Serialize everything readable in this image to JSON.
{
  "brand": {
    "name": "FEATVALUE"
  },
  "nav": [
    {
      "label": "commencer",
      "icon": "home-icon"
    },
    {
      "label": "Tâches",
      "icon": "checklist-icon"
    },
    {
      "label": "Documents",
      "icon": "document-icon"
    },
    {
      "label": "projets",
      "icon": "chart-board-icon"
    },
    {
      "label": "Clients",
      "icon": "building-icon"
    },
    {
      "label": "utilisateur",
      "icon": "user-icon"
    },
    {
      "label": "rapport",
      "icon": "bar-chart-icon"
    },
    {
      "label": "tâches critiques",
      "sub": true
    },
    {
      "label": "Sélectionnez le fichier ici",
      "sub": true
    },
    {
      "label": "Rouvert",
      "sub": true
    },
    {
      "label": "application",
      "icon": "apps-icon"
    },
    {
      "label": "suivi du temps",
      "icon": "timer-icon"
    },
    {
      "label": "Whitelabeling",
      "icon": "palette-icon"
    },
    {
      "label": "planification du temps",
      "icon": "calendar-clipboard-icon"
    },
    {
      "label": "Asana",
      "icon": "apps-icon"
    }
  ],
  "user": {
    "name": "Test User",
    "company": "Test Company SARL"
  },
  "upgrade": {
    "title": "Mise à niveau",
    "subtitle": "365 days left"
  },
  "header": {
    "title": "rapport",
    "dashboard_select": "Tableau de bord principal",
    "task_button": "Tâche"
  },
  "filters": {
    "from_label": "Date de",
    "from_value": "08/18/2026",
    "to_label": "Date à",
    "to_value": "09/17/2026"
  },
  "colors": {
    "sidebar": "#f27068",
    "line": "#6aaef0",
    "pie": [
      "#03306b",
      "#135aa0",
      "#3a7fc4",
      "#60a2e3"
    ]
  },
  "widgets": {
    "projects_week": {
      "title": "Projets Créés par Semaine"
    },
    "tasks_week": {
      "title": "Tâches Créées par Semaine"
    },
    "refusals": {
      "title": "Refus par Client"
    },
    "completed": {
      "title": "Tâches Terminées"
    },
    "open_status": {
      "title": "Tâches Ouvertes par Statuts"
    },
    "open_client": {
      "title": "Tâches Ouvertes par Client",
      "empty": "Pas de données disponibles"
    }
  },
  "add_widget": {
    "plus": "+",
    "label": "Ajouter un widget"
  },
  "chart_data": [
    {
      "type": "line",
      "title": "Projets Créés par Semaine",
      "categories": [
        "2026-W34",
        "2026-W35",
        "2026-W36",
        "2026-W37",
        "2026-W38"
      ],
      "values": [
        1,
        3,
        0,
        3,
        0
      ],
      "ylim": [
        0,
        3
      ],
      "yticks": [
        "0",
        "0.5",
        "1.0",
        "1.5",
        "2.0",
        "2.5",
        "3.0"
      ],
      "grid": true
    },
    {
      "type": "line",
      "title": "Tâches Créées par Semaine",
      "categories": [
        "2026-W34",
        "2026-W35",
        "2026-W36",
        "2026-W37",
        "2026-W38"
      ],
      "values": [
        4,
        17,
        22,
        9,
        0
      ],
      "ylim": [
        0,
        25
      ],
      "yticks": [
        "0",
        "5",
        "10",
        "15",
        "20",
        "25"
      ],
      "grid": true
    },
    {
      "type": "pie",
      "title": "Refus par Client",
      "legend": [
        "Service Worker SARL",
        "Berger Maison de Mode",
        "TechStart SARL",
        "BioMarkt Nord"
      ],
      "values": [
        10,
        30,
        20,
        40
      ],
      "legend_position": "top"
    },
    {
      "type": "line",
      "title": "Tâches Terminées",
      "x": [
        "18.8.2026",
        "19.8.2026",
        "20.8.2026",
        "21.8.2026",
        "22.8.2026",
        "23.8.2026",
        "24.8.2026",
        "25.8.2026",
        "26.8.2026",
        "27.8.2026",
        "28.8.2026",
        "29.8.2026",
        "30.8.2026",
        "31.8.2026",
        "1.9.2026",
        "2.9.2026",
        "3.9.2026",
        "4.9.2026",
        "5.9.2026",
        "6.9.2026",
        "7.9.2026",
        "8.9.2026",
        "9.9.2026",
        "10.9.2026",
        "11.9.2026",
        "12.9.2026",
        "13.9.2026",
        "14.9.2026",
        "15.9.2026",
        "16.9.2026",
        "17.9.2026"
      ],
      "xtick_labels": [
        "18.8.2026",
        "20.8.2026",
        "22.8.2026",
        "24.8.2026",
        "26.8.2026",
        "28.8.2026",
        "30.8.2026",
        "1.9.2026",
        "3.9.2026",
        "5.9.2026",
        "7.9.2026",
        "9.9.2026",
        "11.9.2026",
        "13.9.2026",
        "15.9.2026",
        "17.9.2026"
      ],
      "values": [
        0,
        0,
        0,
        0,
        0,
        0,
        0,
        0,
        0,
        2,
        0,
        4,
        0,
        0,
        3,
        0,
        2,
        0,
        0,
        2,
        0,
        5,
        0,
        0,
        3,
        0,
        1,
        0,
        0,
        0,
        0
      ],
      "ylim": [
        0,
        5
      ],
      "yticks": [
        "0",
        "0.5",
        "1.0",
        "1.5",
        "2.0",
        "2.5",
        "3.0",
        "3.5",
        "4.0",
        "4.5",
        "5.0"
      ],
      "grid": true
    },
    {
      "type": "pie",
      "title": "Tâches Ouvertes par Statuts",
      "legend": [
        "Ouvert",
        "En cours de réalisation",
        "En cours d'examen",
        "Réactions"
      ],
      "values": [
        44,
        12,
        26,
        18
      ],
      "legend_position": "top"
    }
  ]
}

Set exercise: Return the whole listing exactly, with every line included.

Solution to the problem:
Serialize everything readable in this image to JSON.
{
  "brand": {
    "name": "FEATVALUE"
  },
  "nav": [
    {
      "label": "commencer",
      "icon": "home-icon"
    },
    {
      "label": "Tâches",
      "icon": "checklist-icon"
    },
    {
      "label": "Documents",
      "icon": "document-icon"
    },
    {
      "label": "projets",
      "icon": "chart-board-icon"
    },
    {
      "label": "Clients",
      "icon": "building-icon"
    },
    {
      "label": "utilisateur",
      "icon": "user-icon"
    },
    {
      "label": "rapport",
      "icon": "bar-chart-icon"
    },
    {
      "label": "tâches critiques",
      "sub": true
    },
    {
      "label": "Sélectionnez le fichier ici",
      "sub": true
    },
    {
      "label": "Rouvert",
      "sub": true
    },
    {
      "label": "application",
      "icon": "apps-icon"
    },
    {
      "label": "suivi du temps",
      "icon": "timer-icon"
    },
    {
      "label": "Whitelabeling",
      "icon": "palette-icon"
    },
    {
      "label": "planification du temps",
      "icon": "calendar-clipboard-icon"
    },
    {
      "label": "Asana",
      "icon": "apps-icon"
    }
  ],
  "user": {
    "name": "Test User",
    "company": "Test Company SARL"
  },
  "upgrade": {
    "title": "Mise à niveau",
    "subtitle": "365 days left"
  },
  "header": {
    "title": "rapport",
    "dashboard_select": "Tableau de bord principal",
    "task_button": "Tâche"
  },
  "filters": {
    "from_label": "Date de",
    "from_value": "08/18/2026",
    "to_label": "Date à",
    "to_value": "09/17/2026"
  },
  "colors": {
    "sidebar": "#f27068",
    "line": "#6aaef0",
    "pie": [
      "#03306b",
      "#135aa0",
      "#3a7fc4",
      "#60a2e3"
    ]
  },
  "widgets": {
    "projects_week": {
      "title": "Projets Créés par Semaine"
    },
    "tasks_week": {
      "title": "Tâches Créées par Semaine"
    },
    "refusals": {
      "title": "Refus par Client"
    },
    "completed": {
      "title": "Tâches Terminées"
    },
    "open_status": {
      "title": "Tâches Ouvertes par Statuts"
    },
    "open_client": {
      "title": "Tâches Ouvertes par Client",
      "empty": "Pas de données disponibles"
    }
  },
  "add_widget": {
    "plus": "+",
    "label": "Ajouter un widget"
  },
  "chart_data": [
    {
      "type": "line",
      "title": "Projets Créés par Semaine",
      "categories": [
        "2026-W34",
        "2026-W35",
        "2026-W36",
        "2026-W37",
        "2026-W38"
      ],
      "values": [
        1,
        3,
        0,
        3,
        0
      ],
      "ylim": [
        0,
        3
      ],
      "yticks": [
        "0",
        "0.5",
        "1.0",
        "1.5",
        "2.0",
        "2.5",
        "3.0"
      ],
      "grid": true
    },
    {
      "type": "line",
      "title": "Tâches Créées par Semaine",
      "categories": [
        "2026-W34",
        "2026-W35",
        "2026-W36",
        "2026-W37",
        "2026-W38"
      ],
      "values": [
        4,
        17,
        22,
        9,
        0
      ],
      "ylim": [
        0,
        25
      ],
      "yticks": [
        "0",
        "5",
        "10",
        "15",
        "20",
        "25"
      ],
      "grid": true
    },
    {
      "type": "pie",
      "title": "Refus par Client",
      "legend": [
        "Service Worker SARL",
        "Berger Maison de Mode",
        "TechStart SARL",
        "BioMarkt Nord"
      ],
      "values": [
        10,
        30,
        20,
        40
      ],
      "legend_position": "top"
    },
    {
      "type": "line",
      "title": "Tâches Terminées",
      "x": [
        "18.8.2026",
        "19.8.2026",
        "20.8.2026",
        "21.8.2026",
        "22.8.2026",
        "23.8.2026",
        "24.8.2026",
        "25.8.2026",
        "26.8.2026",
        "27.8.2026",
        "28.8.2026",
        "29.8.2026",
        "30.8.2026",
        "31.8.2026",
        "1.9.2026",
        "2.9.2026",
        "3.9.2026",
        "4.9.2026",
        "5.9.2026",
        "6.9.2026",
        "7.9.2026",
        "8.9.2026",
        "9.9.2026",
        "10.9.2026",
        "11.9.2026",
        "12.9.2026",
        "13.9.2026",
        "14.9.2026",
        "15.9.2026",
        "16.9.2026",
        "17.9.2026"
      ],
      "xtick_labels": [
        "18.8.2026",
        "20.8.2026",
        "22.8.2026",
        "24.8.2026",
        "26.8.2026",
        "28.8.2026",
        "30.8.2026",
        "1.9.2026",
        "3.9.2026",
        "5.9.2026",
        "7.9.2026",
        "9.9.2026",
        "11.9.2026",
        "13.9.2026",
        "15.9.2026",
        "17.9.2026"
      ],
      "values": [
        0,
        0,
        0,
        0,
        0,
        0,
        0,
        0,
        0,
        2,
        0,
        4,
        0,
        0,
        3,
        0,
        2,
        0,
        0,
        2,
        0,
        5,
        0,
        0,
        3,
        0,
        1,
        0,
        0,
        0,
        0
      ],
      "ylim": [
        0,
        5
      ],
      "yticks": [
        "0",
        "0.5",
        "1.0",
        "1.5",
        "2.0",
        "2.5",
        "3.0",
        "3.5",
        "4.0",
        "4.5",
        "5.0"
      ],
      "grid": true
    },
    {
      "type": "pie",
      "title": "Tâches Ouvertes par Statuts",
      "legend": [
        "Ouvert",
        "En cours de réalisation",
        "En cours d'examen",
        "Réactions"
      ],
      "values": [
        44,
        12,
        26,
        18
      ],
      "legend_position": "top"
    }
  ]
}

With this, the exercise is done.